== GOAL OF THE EXERCISE ==
Read the listing below and copy out every line that holds "will".

== Recorded data ==
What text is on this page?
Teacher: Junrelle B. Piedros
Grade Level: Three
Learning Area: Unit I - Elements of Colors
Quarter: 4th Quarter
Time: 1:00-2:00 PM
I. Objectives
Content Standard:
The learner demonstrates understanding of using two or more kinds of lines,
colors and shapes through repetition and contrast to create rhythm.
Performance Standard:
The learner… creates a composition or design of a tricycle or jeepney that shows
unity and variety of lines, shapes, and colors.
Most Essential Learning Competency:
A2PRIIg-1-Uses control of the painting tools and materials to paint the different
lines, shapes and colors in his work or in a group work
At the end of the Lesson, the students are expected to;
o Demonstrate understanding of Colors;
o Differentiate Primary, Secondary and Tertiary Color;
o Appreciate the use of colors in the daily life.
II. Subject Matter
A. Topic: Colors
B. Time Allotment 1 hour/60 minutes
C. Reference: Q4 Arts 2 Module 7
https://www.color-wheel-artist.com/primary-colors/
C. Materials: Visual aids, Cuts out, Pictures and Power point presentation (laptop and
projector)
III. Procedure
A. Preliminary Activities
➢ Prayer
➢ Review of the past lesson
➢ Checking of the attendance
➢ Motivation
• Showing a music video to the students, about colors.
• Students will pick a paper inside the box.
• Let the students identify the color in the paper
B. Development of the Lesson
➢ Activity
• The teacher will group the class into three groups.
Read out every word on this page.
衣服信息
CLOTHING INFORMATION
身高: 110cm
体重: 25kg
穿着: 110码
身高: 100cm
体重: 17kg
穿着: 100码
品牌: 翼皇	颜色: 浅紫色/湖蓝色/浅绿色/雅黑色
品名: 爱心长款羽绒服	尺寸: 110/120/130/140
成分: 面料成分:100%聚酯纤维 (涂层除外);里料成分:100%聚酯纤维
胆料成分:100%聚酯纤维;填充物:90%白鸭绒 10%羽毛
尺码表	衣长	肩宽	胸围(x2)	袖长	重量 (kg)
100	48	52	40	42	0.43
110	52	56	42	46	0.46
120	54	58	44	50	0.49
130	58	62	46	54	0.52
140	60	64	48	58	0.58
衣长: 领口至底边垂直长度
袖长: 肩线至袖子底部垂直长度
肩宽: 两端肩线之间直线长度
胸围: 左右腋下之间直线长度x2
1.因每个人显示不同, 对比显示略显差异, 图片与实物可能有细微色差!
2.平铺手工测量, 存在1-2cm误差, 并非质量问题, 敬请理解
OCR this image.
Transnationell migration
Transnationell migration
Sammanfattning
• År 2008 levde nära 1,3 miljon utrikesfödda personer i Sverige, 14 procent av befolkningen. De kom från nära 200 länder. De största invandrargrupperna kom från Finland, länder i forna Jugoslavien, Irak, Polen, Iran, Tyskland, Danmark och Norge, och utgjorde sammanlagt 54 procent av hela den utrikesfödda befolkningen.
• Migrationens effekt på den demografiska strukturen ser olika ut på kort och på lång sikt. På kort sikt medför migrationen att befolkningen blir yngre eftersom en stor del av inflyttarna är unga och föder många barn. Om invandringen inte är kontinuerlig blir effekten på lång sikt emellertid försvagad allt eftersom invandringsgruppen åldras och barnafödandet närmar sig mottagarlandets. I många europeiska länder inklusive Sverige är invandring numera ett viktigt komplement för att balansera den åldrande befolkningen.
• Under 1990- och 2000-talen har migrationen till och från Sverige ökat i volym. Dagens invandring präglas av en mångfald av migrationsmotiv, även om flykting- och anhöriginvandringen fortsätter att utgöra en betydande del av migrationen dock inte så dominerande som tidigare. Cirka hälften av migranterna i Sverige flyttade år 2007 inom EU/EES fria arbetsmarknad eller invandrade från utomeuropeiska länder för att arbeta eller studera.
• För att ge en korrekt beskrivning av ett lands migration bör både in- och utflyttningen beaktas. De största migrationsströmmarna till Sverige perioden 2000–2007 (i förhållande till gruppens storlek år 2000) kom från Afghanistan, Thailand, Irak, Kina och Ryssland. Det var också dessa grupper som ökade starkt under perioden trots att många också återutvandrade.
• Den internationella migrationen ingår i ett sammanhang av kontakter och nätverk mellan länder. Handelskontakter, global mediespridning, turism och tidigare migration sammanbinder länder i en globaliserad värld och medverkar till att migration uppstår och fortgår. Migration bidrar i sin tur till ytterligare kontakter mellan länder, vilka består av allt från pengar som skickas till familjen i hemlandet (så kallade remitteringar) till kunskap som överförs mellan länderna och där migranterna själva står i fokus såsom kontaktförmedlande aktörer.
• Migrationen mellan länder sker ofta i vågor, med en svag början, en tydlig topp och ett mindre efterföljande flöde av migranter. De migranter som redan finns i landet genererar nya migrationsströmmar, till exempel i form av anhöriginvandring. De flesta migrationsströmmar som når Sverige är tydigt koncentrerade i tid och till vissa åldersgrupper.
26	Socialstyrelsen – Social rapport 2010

== RESPONSE TO THIS TASK ==
• Students will pick a paper inside the box.
• The teacher will group the class into three groups.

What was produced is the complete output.